What this task involves >>
Show only lines that include "Strafe".

** start **

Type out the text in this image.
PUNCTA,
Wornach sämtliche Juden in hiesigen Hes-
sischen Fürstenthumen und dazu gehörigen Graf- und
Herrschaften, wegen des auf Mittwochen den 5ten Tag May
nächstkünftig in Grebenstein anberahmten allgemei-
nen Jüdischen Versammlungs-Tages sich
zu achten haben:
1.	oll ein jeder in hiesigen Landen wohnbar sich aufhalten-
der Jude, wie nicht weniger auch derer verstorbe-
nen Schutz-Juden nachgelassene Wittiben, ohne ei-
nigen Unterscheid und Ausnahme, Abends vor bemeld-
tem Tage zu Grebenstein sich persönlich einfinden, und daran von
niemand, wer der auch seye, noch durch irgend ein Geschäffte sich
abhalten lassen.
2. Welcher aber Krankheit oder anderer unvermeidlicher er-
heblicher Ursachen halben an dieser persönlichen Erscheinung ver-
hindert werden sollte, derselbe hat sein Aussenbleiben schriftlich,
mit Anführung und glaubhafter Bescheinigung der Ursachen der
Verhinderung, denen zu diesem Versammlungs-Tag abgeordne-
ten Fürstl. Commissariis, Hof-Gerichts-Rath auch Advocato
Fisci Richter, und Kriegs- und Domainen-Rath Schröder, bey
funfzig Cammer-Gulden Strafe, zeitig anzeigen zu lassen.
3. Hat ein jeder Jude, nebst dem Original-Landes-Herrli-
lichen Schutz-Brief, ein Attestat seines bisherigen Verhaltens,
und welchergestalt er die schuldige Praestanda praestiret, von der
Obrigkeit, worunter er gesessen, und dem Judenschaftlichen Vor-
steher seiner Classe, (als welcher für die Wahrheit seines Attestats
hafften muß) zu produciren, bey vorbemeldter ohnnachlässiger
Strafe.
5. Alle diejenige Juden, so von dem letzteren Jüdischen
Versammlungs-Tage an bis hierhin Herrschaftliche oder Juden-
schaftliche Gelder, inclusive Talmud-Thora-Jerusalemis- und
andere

** end **

Written solution >>
funfzig Cammer-Gulden Strafe, zeitig anzeigen zu lassen.
Strafe.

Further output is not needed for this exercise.